Could you quote, word for word, the lines of the records from the one holding "code-line: class Integrator" through the one holding "diagram-label-sin: sin(t) [279,141,317,152]", including both?

- - - - -

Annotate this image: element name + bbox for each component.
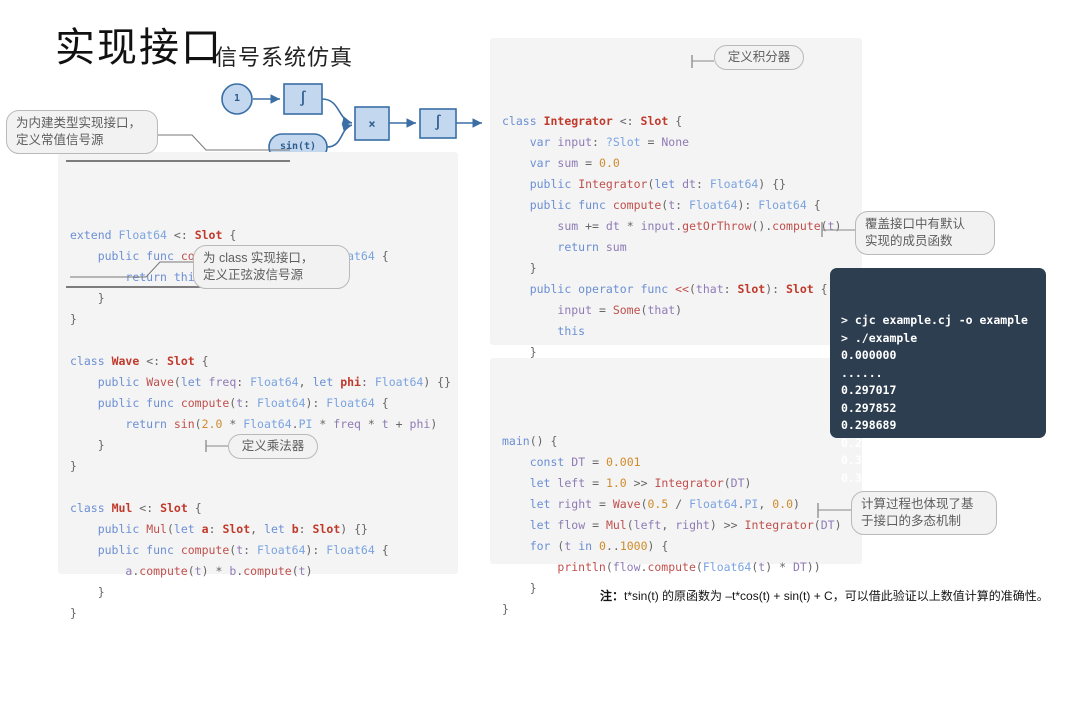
code-line: class Integrator <: Slot { [502,114,683,128]
code-line: input = Some(that) [557,303,683,317]
terminal-line: 0.300366 [841,453,897,467]
terminal-line: ...... [841,365,883,380]
callout-polymorphism: 计算过程也体现了基 于接口的多态机制 [851,491,997,535]
slide-root: 实现接口 信号系统仿真 1 ∫ × ∫ sin(t) extend Float6… [0,0,1080,648]
callout-class-interface: 为 class 实现接口， 定义正弦波信号源 [193,245,350,289]
code-main-lines: main() { const DT = 0.001 let left = 1.0… [490,400,862,662]
code-line: main() { [502,434,558,448]
terminal-line: 0.000000 [841,348,897,362]
terminal-line: 0.297017 [841,383,897,397]
code-line: for (t in 0..1000) { [529,539,669,553]
diagram-label-integrator1: ∫ [298,91,308,107]
code-line: a.compute(t) * b.compute(t) [125,564,313,578]
diagram-label-const: 1 [233,93,241,104]
code-block-main: main() { const DT = 0.001 let left = 1.0… [490,358,862,616]
code-line: var sum = 0.0 [529,156,620,170]
code-block-integrator: class Integrator <: Slot { var input: ?S… [490,38,862,380]
footer-note-prefix: 注： [600,589,625,603]
code-line: public func compute(t: Float64): Float64… [97,543,389,557]
footer-note-text: t*sin(t) 的原函数为 –t*cos(t) + sin(t) + C，可以… [624,589,1049,603]
code-line: return sum [557,240,627,254]
code-line: public Wave(let freq: Float64, let phi: … [97,375,452,389]
code-line: extend Float64 <: Slot { [70,228,237,242]
code-line: sum += dt * input.getOrThrow().compute(t… [557,219,842,233]
code-line: } [70,459,77,473]
code-line: let right = Wave(0.5 / Float64.PI, 0.0) [529,497,800,511]
diagram-label-sin: sin(t) [279,141,317,152]
code-line: return sin(2.0 * Float64.PI * freq * t +… [125,417,438,431]
footer-note: 注：t*sin(t) 的原函数为 –t*cos(t) + sin(t) + C，… [600,588,1070,604]
code-line: public Mul(let a: Slot, let b: Slot) {} [97,522,368,536]
code-line: class Mul <: Slot { [70,501,202,515]
page-title: 实现接口 [55,25,223,70]
code-line: public Integrator(let dt: Float64) {} [529,177,786,191]
terminal-line: > ./example [841,330,918,345]
code-line: } [70,606,77,620]
terminal-line: > cjc example.cj -o example [841,313,1028,327]
terminal-output: > cjc example.cj -o example > ./example 0.… [830,268,1046,485]
callout-extend-interface: 为内建类型实现接口， 定义常值信号源 [6,110,158,154]
code-line: println(flow.compute(Float64(t) * DT)) [557,560,821,574]
terminal-line: 0.299527 [841,435,897,450]
code-line: var input: ?Slot = None [529,135,690,149]
code-line: class Wave <: Slot { [70,354,209,368]
terminal-line: 0.297852 [841,400,897,415]
terminal-line: 0.301207 [841,470,897,485]
code-line: } [70,312,77,326]
code-line: public func compute(t: Float64): Float64… [529,198,821,212]
code-line: const DT = 0.001 [529,455,641,469]
diagram-label-integrator2: ∫ [433,115,443,131]
terminal-line: 0.298689 [841,418,897,432]
code-line: public operator func <<(that: Slot): Slo… [529,282,828,296]
callout-integrator: 定义积分器 [714,45,804,70]
diagram-edge-sin-to-mul [326,122,353,148]
callout-multiplier: 定义乘法器 [228,434,318,459]
diagram-label-mul: × [368,117,376,131]
code-line: } [97,585,105,599]
diagram-edge-integ1-to-mul [321,98,353,126]
code-line: let flow = Mul(left, right) >> Integrato… [529,518,842,532]
code-line: public func compute(t: Float64): Float64… [97,396,389,410]
page-subtitle: 信号系统仿真 [215,45,354,70]
code-line: } [529,261,537,275]
code-line: this [557,324,586,338]
code-block-left: extend Float64 <: Slot { public func com… [58,152,458,620]
callout-override-member: 覆盖接口中有默认 实现的成员函数 [855,211,995,255]
code-line: } [97,291,105,305]
code-line: let left = 1.0 >> Integrator(DT) [529,476,752,490]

- - - - -

### [Finished answer]
code-line: class Integrator <: Slot { [502,114,683,128]
code-line: input = Some(that) [557,303,683,317]
terminal-line: 0.300366 [841,453,897,467]
terminal-line: ...... [841,365,883,380]
callout-polymorphism: 计算过程也体现了基 于接口的多态机制 [851,491,997,535]
slide-root: 实现接口 信号系统仿真 1 ∫ × ∫ sin(t) extend Float6… [0,0,1080,648]
callout-class-interface: 为 class 实现接口， 定义正弦波信号源 [193,245,350,289]
code-main-lines: main() { const DT = 0.001 let left = 1.0… [490,400,862,662]
code-line: main() { [502,434,558,448]
terminal-line: 0.000000 [841,348,897,362]
terminal-line: 0.297017 [841,383,897,397]
code-line: for (t in 0..1000) { [529,539,669,553]
diagram-label-integrator1: ∫ [298,91,308,107]
code-line: a.compute(t) * b.compute(t) [125,564,313,578]
diagram-label-const: 1 [233,93,241,104]
code-block-main: main() { const DT = 0.001 let left = 1.0… [490,358,862,616]
code-line: var sum = 0.0 [529,156,620,170]
code-block-integrator: class Integrator <: Slot { var input: ?S… [490,38,862,380]
footer-note-prefix: 注： [600,589,625,603]
code-line: public func compute(t: Float64): Float64… [97,543,389,557]
footer-note-text: t*sin(t) 的原函数为 –t*cos(t) + sin(t) + C，可以… [624,589,1049,603]
code-line: return sum [557,240,627,254]
code-line: public Wave(let freq: Float64, let phi: … [97,375,452,389]
code-line: extend Float64 <: Slot { [70,228,237,242]
code-line: sum += dt * input.getOrThrow().compute(t… [557,219,842,233]
code-line: } [70,459,77,473]
code-line: let right = Wave(0.5 / Float64.PI, 0.0) [529,497,800,511]
diagram-label-sin: sin(t) [279,141,317,152]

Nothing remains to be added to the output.